*INSTRUCTIONS FOR THE TASK*.
Pull out every line containing the string "influence".

*EXERCISE DATA*.
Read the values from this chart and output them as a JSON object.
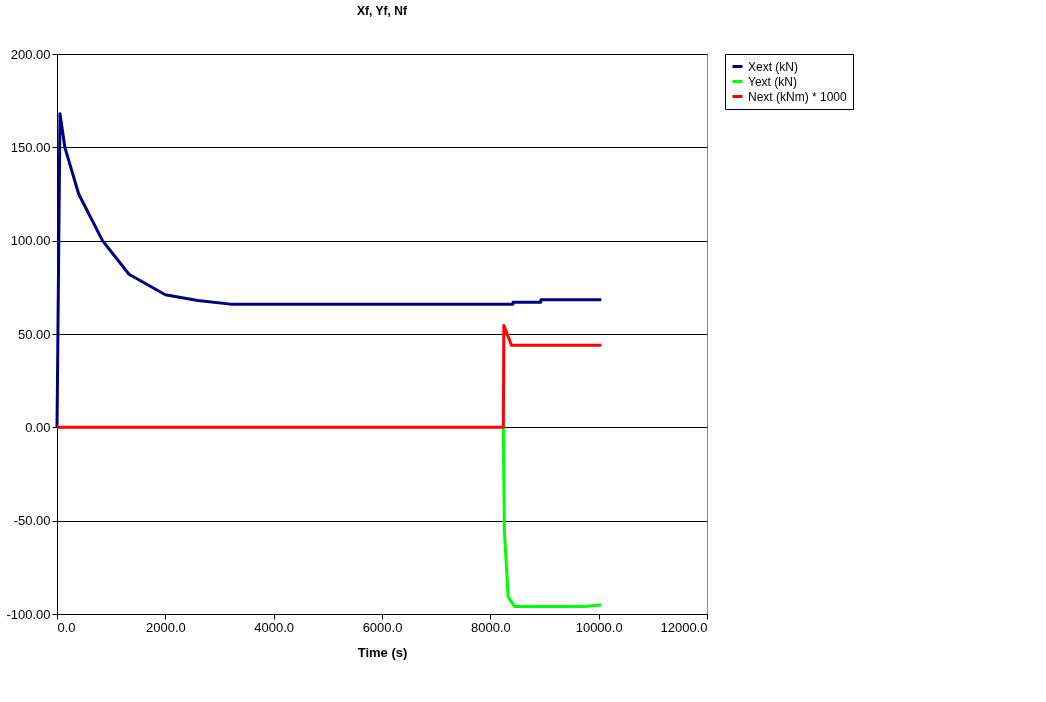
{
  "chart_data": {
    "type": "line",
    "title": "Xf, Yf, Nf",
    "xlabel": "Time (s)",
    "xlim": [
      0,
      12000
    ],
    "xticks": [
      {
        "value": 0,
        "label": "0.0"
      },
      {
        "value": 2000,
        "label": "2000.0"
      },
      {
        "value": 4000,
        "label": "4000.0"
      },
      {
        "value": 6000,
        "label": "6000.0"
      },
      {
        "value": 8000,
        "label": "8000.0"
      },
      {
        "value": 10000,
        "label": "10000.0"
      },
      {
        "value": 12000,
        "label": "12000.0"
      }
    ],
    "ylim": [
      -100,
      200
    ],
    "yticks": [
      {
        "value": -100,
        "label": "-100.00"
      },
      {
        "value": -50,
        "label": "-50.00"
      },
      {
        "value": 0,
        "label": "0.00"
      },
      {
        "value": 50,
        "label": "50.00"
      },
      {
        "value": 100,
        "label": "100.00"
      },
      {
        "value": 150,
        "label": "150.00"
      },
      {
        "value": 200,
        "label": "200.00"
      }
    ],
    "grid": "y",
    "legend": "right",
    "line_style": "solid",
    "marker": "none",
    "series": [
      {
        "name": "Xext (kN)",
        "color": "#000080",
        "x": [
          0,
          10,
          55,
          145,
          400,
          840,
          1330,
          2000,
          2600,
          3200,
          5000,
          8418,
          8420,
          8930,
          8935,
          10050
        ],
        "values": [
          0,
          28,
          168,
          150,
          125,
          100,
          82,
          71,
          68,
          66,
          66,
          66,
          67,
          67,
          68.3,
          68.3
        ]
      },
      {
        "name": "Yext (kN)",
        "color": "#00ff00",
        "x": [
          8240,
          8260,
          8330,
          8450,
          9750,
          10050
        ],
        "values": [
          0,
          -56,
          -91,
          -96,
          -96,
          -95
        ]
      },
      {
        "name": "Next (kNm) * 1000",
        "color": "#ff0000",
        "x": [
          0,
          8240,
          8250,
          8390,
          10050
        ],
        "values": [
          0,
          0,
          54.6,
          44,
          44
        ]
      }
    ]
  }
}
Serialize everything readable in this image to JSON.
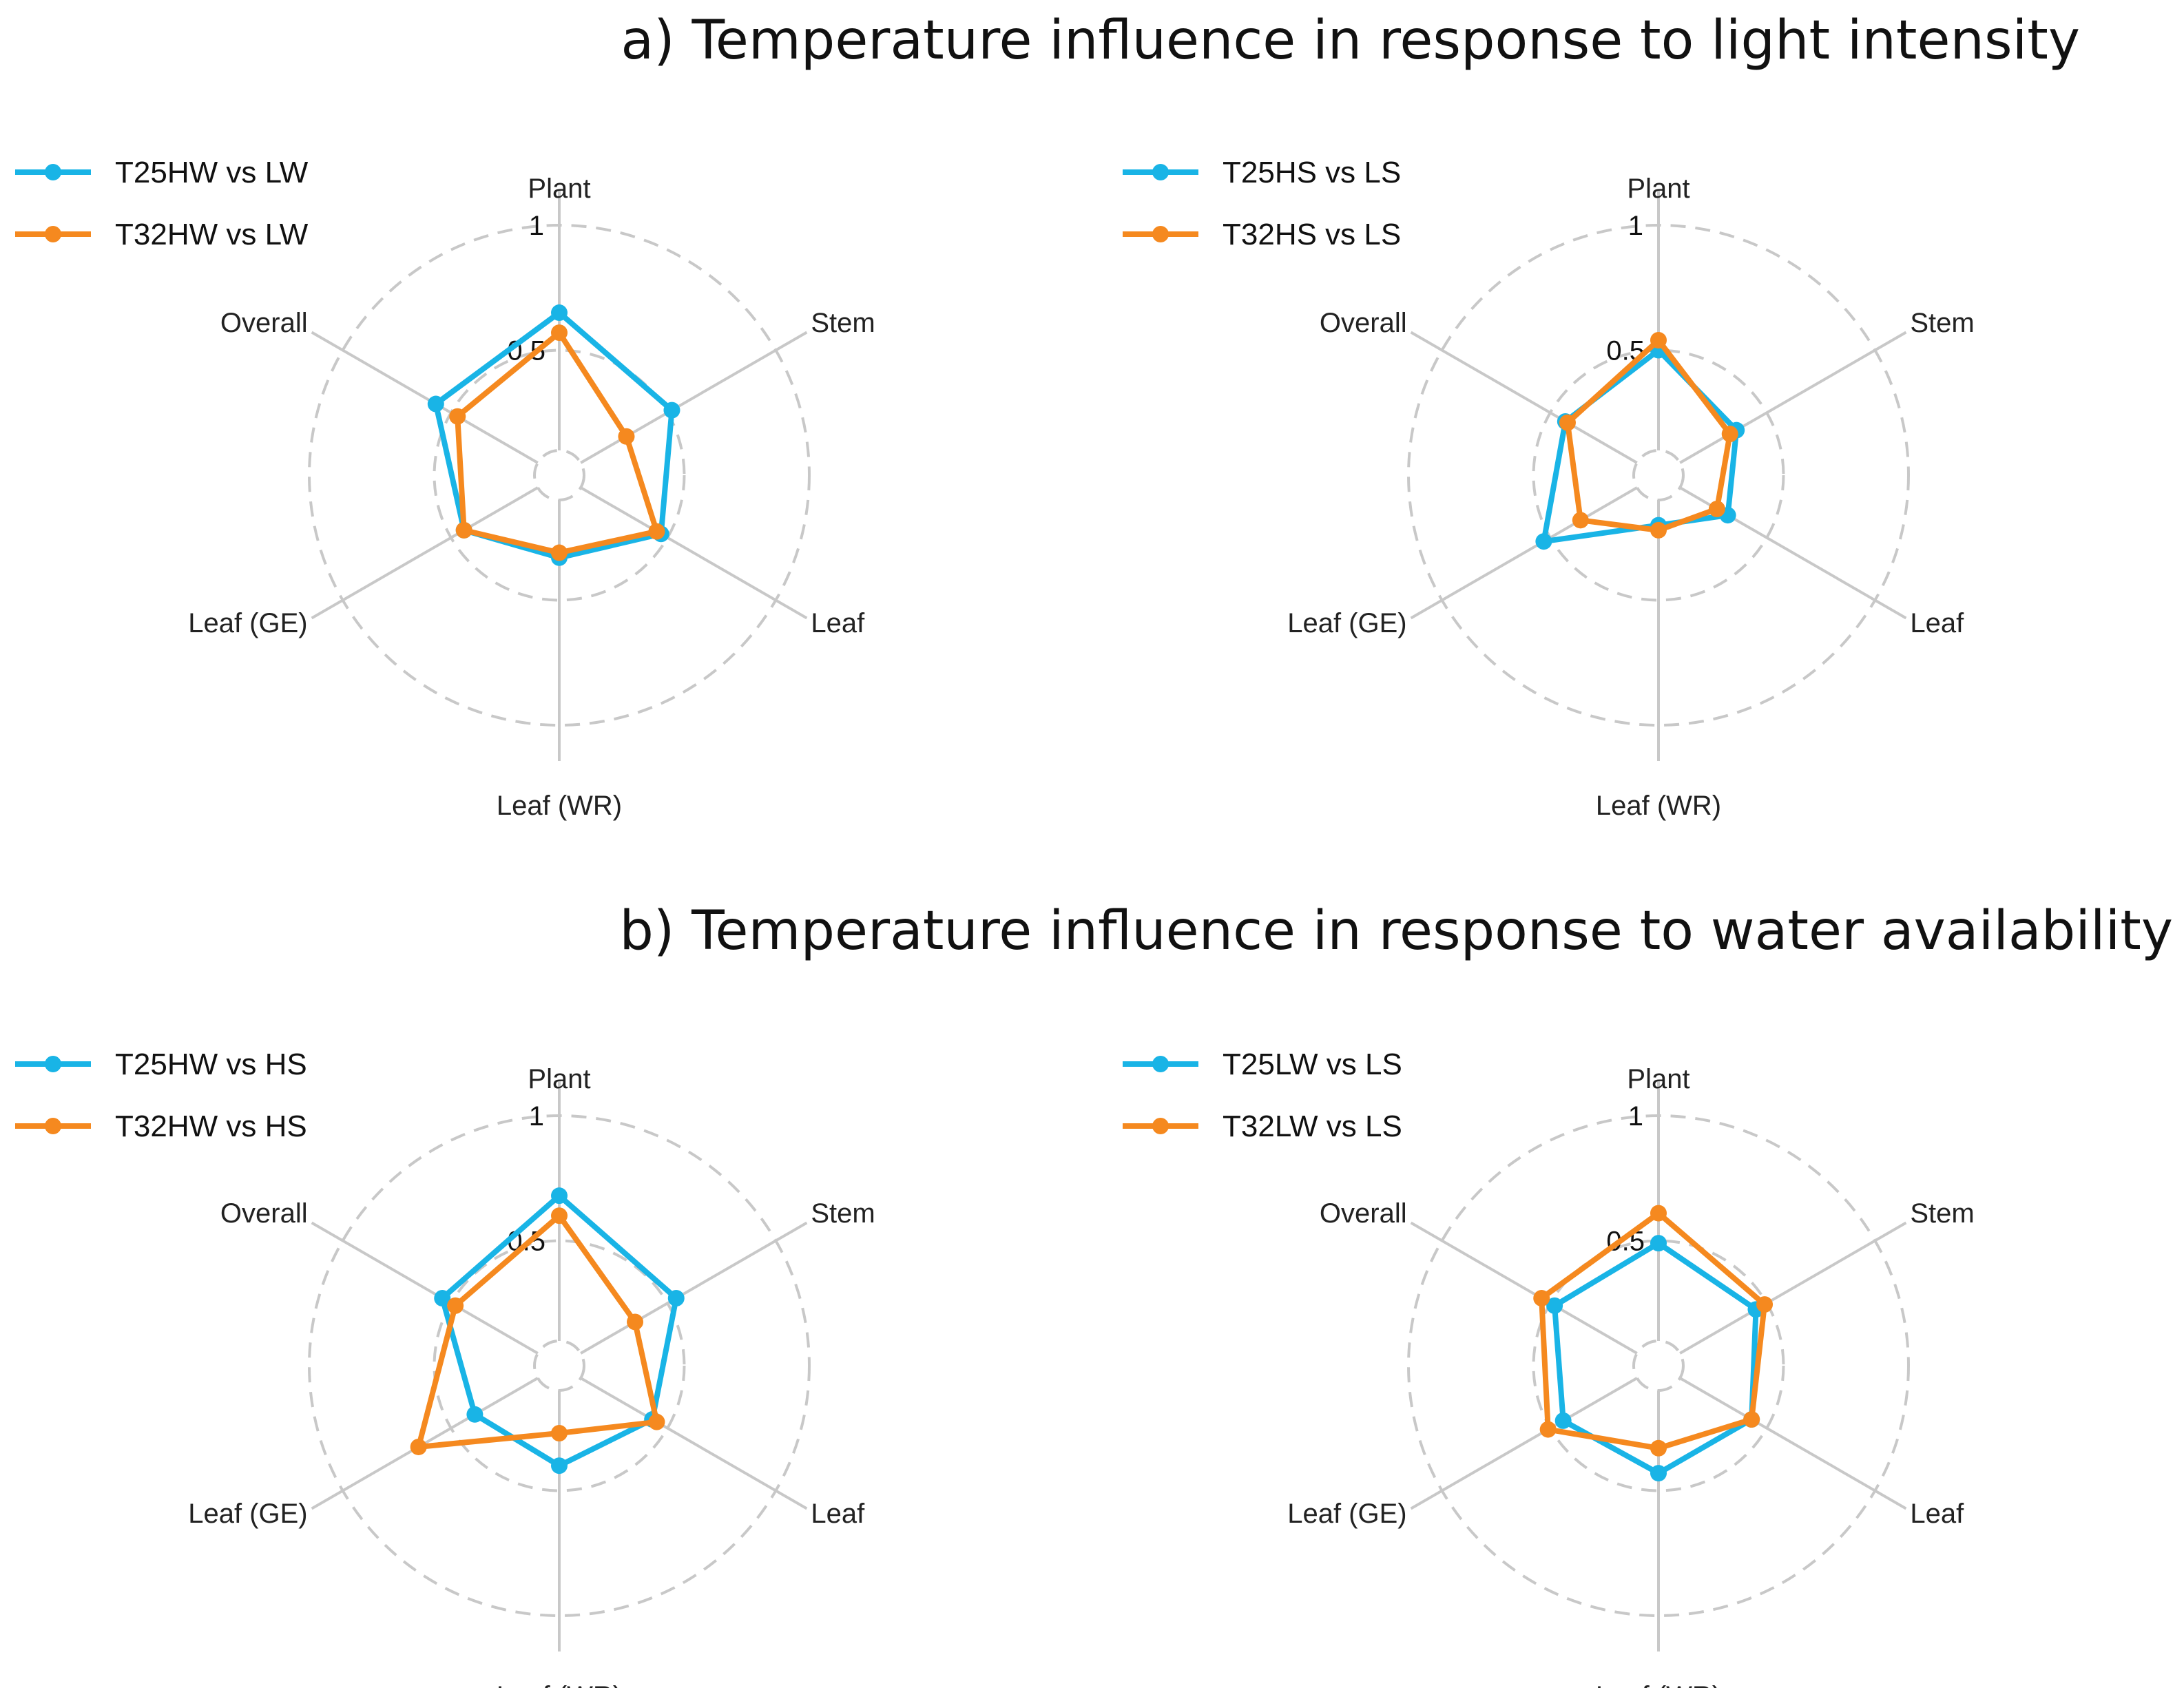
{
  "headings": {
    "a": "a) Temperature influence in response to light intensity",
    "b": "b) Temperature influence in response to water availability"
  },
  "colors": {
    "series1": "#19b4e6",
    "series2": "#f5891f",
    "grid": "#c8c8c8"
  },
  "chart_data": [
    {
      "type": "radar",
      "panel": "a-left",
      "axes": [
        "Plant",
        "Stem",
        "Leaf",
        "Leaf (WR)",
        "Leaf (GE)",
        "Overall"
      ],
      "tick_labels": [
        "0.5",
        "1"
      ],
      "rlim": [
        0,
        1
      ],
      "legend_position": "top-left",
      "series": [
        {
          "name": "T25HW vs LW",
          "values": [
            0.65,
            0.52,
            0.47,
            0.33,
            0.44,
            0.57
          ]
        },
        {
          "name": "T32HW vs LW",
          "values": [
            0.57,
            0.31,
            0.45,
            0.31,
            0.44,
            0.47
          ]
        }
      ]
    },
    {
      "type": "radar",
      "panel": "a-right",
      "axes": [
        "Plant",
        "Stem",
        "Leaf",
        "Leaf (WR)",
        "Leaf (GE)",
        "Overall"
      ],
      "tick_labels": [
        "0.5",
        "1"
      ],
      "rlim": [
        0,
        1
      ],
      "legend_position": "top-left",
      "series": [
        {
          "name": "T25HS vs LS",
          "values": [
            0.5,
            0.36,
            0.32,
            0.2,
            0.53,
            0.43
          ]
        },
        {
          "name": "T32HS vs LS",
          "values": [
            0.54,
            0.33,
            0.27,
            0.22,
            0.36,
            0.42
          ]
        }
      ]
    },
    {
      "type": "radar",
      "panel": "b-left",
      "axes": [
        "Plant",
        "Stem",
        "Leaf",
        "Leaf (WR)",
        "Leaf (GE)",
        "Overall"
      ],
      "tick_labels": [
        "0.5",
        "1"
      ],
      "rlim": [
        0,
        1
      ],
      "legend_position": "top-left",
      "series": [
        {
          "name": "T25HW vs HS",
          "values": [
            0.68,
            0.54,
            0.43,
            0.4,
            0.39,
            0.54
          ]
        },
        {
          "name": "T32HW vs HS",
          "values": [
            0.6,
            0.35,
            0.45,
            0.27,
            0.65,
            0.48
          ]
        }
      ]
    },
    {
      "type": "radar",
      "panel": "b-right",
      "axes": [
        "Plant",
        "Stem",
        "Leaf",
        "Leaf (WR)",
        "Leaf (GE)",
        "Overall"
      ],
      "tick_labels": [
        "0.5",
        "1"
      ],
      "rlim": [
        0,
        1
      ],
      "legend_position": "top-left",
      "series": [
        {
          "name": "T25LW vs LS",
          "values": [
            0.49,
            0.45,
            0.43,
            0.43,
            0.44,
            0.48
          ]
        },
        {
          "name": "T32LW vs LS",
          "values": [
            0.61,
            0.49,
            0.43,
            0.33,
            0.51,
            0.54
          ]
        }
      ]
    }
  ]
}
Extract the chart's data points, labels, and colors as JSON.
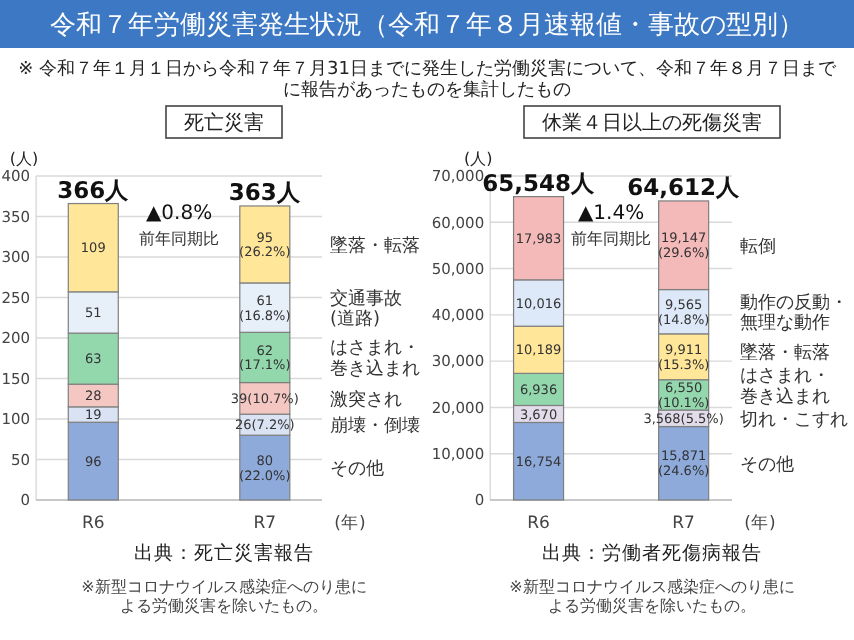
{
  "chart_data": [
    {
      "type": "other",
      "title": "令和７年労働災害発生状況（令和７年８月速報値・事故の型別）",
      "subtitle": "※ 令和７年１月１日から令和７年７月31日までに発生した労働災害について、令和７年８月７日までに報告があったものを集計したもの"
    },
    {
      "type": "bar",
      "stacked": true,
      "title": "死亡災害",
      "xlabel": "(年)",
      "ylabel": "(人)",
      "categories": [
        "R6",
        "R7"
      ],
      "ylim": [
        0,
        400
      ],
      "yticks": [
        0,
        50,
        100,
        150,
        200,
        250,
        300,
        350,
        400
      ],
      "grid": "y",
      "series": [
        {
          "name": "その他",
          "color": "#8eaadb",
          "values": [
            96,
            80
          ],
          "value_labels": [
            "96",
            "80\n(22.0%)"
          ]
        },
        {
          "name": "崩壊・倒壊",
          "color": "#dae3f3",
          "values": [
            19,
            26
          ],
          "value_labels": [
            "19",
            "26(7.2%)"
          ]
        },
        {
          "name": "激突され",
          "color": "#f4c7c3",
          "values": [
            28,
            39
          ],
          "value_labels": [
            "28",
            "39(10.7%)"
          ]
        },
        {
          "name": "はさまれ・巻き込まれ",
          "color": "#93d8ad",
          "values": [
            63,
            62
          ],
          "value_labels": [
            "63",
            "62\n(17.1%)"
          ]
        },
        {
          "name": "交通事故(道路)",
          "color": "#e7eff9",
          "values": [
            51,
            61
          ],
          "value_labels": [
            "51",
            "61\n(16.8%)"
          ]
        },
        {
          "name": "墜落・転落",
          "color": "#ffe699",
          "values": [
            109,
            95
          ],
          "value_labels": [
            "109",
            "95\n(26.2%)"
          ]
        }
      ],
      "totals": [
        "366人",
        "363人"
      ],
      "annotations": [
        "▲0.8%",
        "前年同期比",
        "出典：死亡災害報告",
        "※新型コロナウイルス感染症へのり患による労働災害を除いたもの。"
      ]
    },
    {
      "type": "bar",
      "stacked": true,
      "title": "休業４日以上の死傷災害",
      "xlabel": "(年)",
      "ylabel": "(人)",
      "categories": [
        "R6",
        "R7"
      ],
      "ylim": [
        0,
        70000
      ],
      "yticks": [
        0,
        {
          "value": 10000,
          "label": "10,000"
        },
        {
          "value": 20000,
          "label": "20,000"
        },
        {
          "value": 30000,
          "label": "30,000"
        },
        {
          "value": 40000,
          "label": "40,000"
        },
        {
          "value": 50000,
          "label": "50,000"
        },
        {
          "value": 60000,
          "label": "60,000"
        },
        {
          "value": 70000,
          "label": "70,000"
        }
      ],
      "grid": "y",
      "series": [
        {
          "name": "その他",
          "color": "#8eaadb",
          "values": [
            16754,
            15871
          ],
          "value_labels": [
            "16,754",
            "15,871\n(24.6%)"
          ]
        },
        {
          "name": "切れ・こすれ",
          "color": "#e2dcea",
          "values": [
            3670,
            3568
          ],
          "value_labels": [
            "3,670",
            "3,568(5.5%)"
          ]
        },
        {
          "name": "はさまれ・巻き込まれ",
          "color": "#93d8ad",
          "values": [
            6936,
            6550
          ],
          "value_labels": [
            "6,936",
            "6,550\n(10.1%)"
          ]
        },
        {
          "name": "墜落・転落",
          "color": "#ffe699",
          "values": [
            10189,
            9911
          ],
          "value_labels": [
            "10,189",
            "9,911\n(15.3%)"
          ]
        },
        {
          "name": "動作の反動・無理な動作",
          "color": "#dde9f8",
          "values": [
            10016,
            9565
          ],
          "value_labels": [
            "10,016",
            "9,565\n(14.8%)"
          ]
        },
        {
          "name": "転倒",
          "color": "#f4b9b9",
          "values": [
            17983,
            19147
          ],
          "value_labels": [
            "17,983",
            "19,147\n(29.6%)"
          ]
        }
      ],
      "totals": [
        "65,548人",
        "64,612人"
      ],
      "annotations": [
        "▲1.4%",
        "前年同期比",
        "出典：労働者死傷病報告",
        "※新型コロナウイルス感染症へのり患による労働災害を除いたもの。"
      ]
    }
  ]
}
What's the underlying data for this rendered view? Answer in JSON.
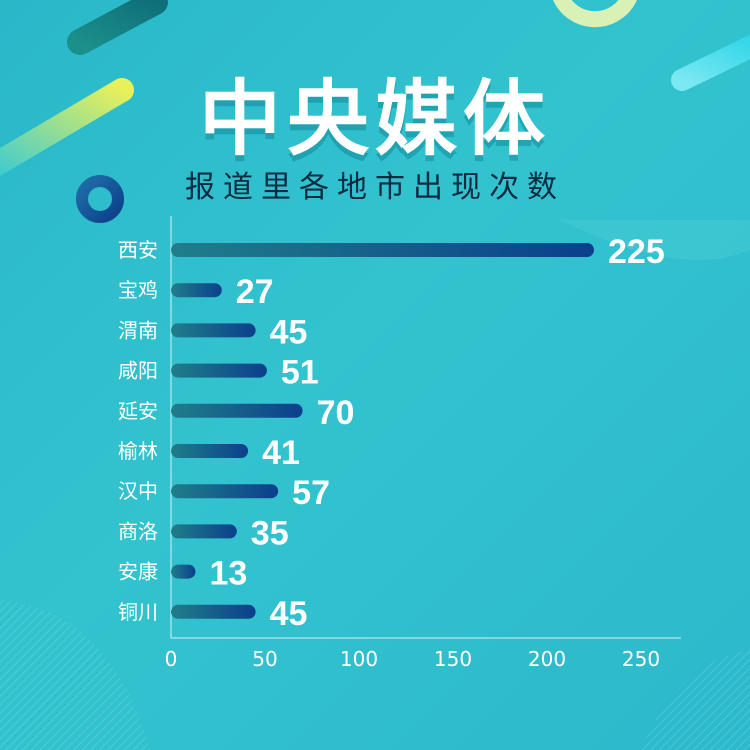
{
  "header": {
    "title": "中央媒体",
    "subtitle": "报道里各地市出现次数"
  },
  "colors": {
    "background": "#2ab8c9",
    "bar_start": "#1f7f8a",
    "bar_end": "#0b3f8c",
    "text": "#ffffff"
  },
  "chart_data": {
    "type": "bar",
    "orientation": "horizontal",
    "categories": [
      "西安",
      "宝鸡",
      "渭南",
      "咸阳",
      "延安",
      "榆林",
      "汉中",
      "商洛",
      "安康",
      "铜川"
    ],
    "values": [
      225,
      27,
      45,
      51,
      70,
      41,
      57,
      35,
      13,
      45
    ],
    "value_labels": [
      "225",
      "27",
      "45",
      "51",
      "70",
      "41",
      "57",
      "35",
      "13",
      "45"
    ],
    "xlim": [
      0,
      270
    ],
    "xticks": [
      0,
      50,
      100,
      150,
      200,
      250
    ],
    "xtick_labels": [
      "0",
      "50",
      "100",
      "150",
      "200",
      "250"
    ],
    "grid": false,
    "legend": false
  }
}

*THE RESPONSE*.
    "a": "a) Temperature influence in response to light intensity",
    "b": "b) Temperature influence in response to water availability"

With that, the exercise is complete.